▶ **Exercise aim**:
Copy each line exactly. Drop every picture.

# start of Stored rows

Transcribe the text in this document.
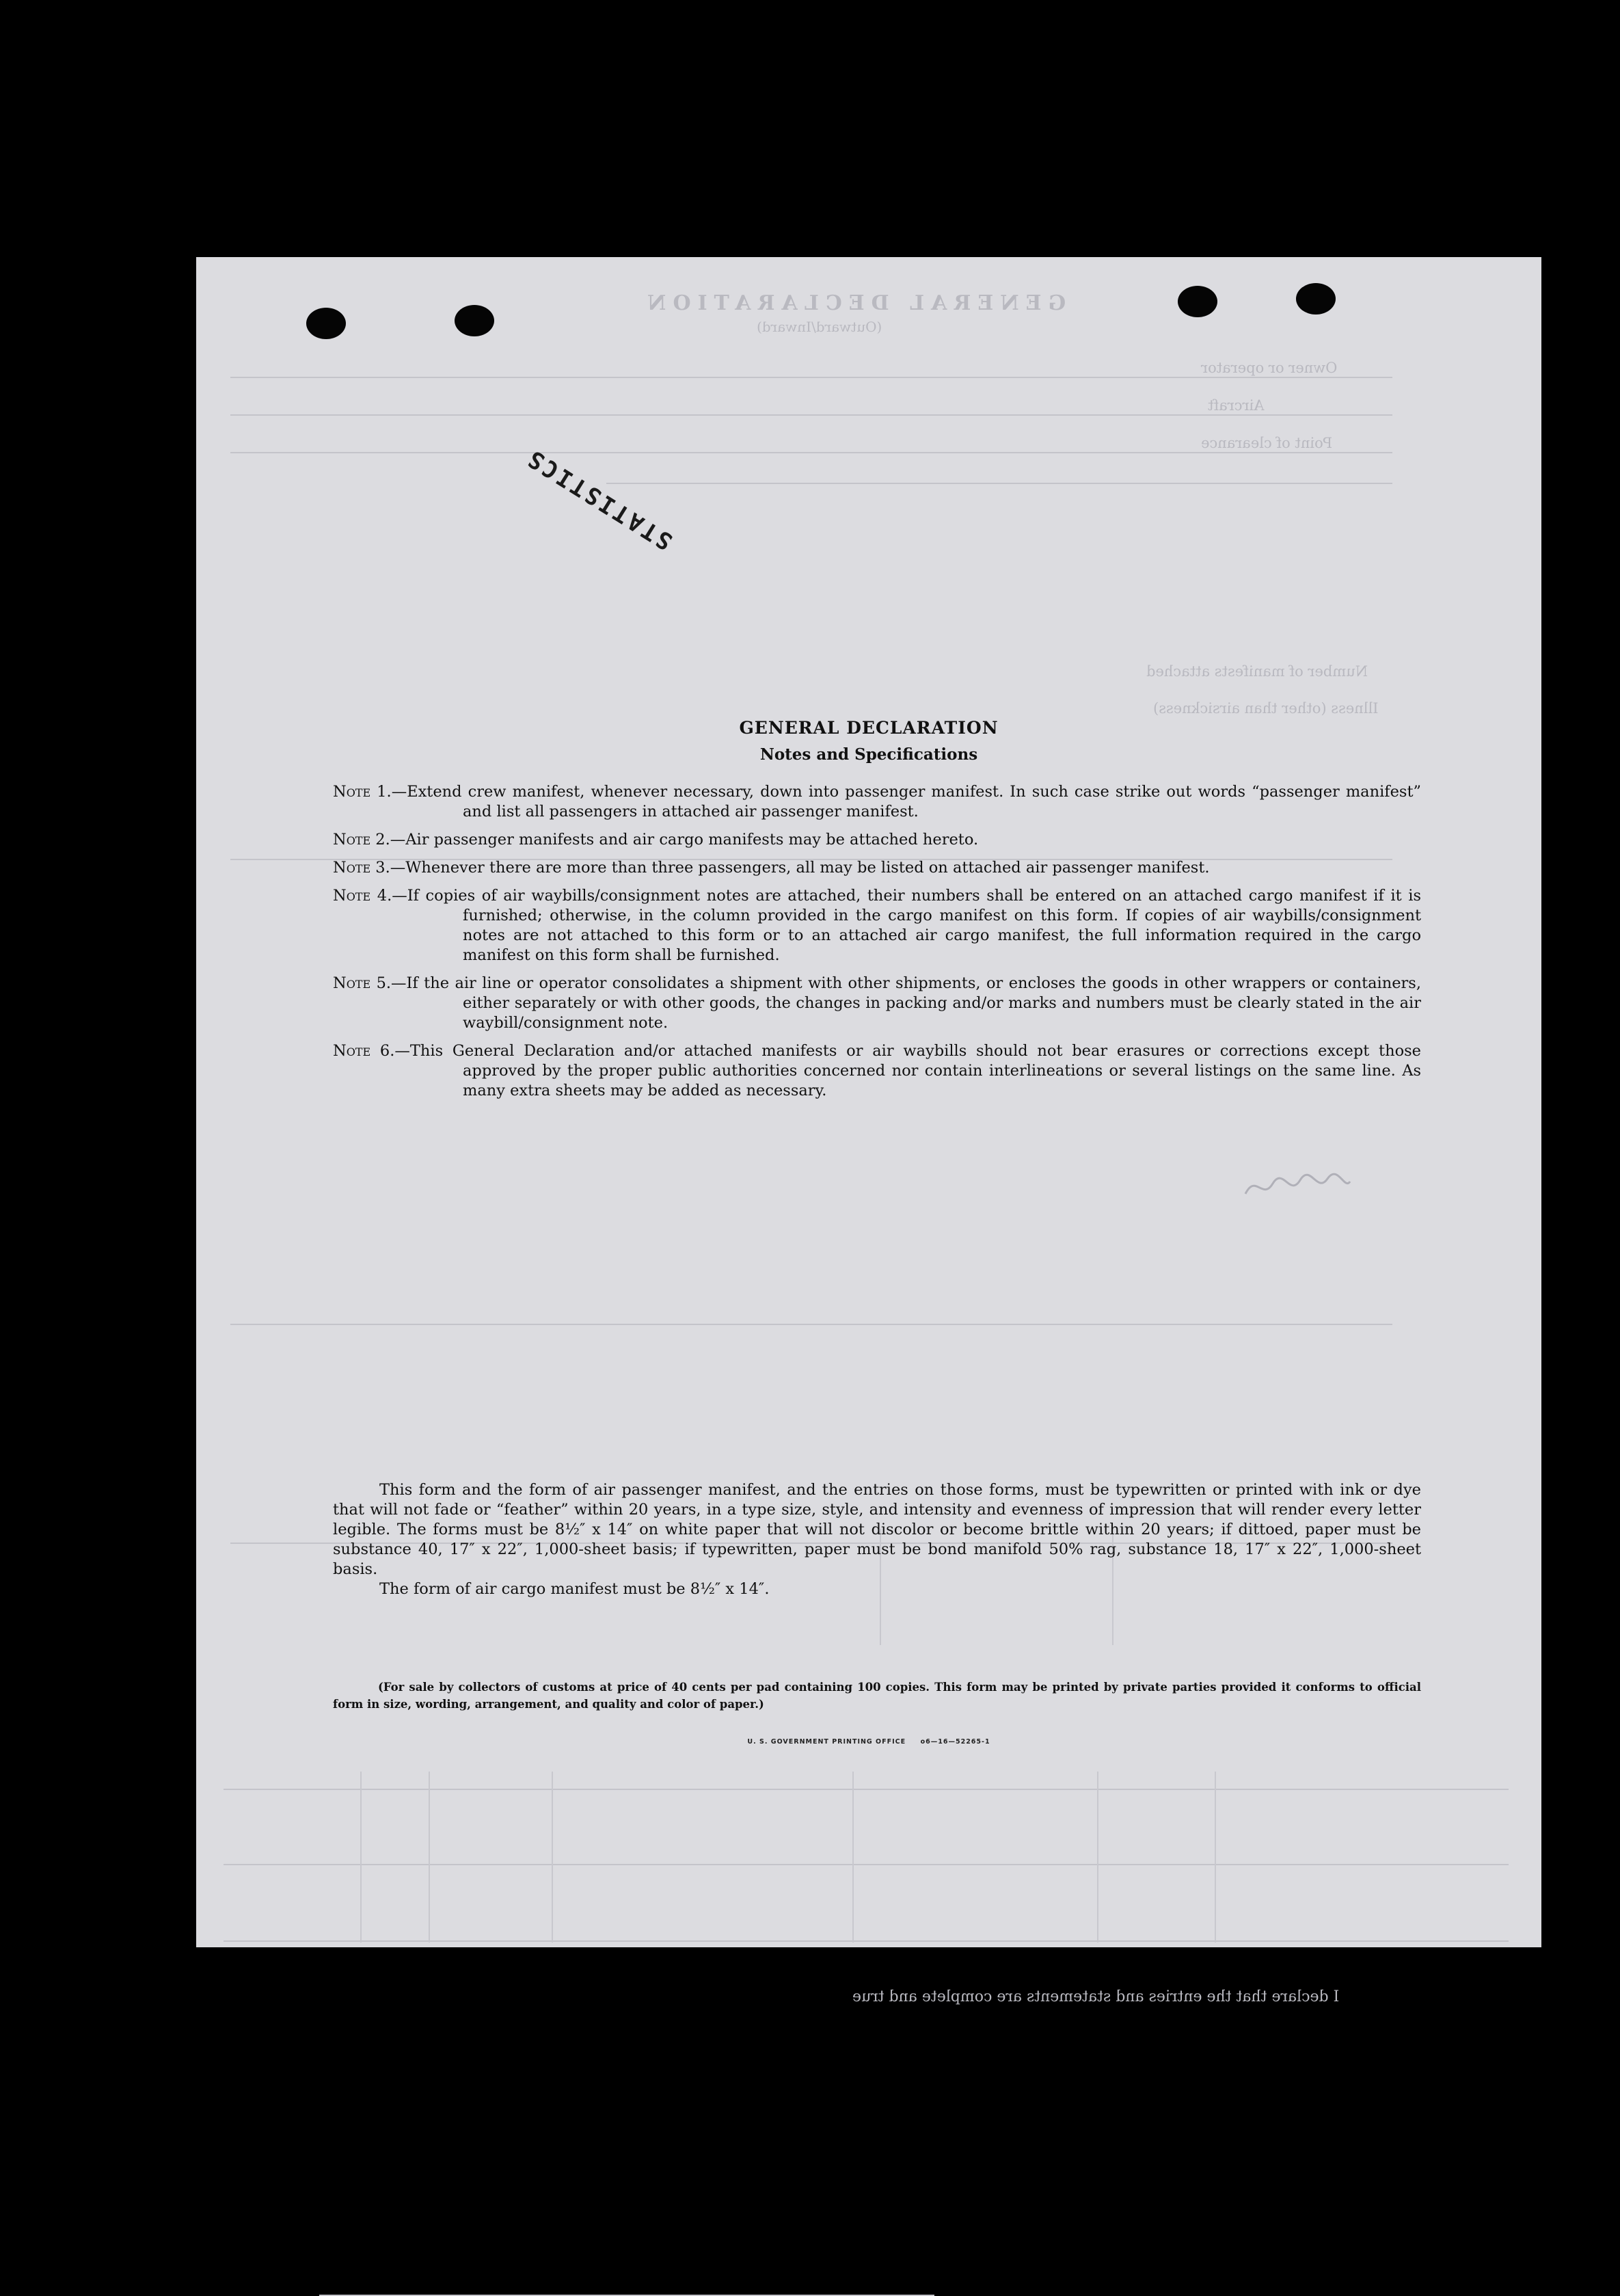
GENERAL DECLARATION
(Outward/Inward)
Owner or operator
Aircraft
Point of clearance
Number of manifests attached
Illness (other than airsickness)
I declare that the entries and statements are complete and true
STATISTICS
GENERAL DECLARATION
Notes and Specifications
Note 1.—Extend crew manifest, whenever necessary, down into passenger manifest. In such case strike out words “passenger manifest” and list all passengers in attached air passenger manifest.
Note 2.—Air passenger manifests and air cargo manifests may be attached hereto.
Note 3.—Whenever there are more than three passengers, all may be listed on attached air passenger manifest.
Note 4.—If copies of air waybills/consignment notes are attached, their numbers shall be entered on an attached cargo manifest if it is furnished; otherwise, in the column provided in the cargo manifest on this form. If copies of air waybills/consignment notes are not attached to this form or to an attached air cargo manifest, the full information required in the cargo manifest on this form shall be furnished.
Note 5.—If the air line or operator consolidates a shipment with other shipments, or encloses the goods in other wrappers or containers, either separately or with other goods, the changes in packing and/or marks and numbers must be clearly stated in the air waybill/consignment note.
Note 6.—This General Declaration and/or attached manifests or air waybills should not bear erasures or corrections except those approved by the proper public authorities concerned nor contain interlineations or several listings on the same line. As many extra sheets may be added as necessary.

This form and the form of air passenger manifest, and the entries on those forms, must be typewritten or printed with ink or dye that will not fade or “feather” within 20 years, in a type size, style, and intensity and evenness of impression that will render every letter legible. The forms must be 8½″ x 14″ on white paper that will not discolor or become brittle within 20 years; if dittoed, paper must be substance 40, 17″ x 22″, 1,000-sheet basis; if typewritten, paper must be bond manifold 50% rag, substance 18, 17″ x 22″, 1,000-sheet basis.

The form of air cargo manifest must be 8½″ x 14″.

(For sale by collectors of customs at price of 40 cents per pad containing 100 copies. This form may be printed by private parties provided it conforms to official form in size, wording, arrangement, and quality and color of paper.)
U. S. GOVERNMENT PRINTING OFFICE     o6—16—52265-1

# end of Stored rows

▶ **Final result**:
Transcribe the text in this document.
GENERAL DECLARATION
(Outward/Inward)
Owner or operator
Aircraft
Point of clearance
Number of manifests attached
Illness (other than airsickness)
I declare that the entries and statements are complete and true
STATISTICS
GENERAL DECLARATION
Notes and Specifications
Note 1.—Extend crew manifest, whenever necessary, down into passenger manifest. In such case strike out words “passenger manifest” and list all passengers in attached air passenger manifest.
Note 2.—Air passenger manifests and air cargo manifests may be attached hereto.
Note 3.—Whenever there are more than three passengers, all may be listed on attached air passenger manifest.
Note 4.—If copies of air waybills/consignment notes are attached, their numbers shall be entered on an attached cargo manifest if it is furnished; otherwise, in the column provided in the cargo manifest on this form. If copies of air waybills/consignment notes are not attached to this form or to an attached air cargo manifest, the full information required in the cargo manifest on this form shall be furnished.
Note 5.—If the air line or operator consolidates a shipment with other shipments, or encloses the goods in other wrappers or containers, either separately or with other goods, the changes in packing and/or marks and numbers must be clearly stated in the air waybill/consignment note.
Note 6.—This General Declaration and/or attached manifests or air waybills should not bear erasures or corrections except those approved by the proper public authorities concerned nor contain interlineations or several listings on the same line. As many extra sheets may be added as necessary.

This form and the form of air passenger manifest, and the entries on those forms, must be typewritten or printed with ink or dye that will not fade or “feather” within 20 years, in a type size, style, and intensity and evenness of impression that will render every letter legible. The forms must be 8½″ x 14″ on white paper that will not discolor or become brittle within 20 years; if dittoed, paper must be substance 40, 17″ x 22″, 1,000-sheet basis; if typewritten, paper must be bond manifold 50% rag, substance 18, 17″ x 22″, 1,000-sheet basis.

The form of air cargo manifest must be 8½″ x 14″.

(For sale by collectors of customs at price of 40 cents per pad containing 100 copies. This form may be printed by private parties provided it conforms to official form in size, wording, arrangement, and quality and color of paper.)
U. S. GOVERNMENT PRINTING OFFICE     o6—16—52265-1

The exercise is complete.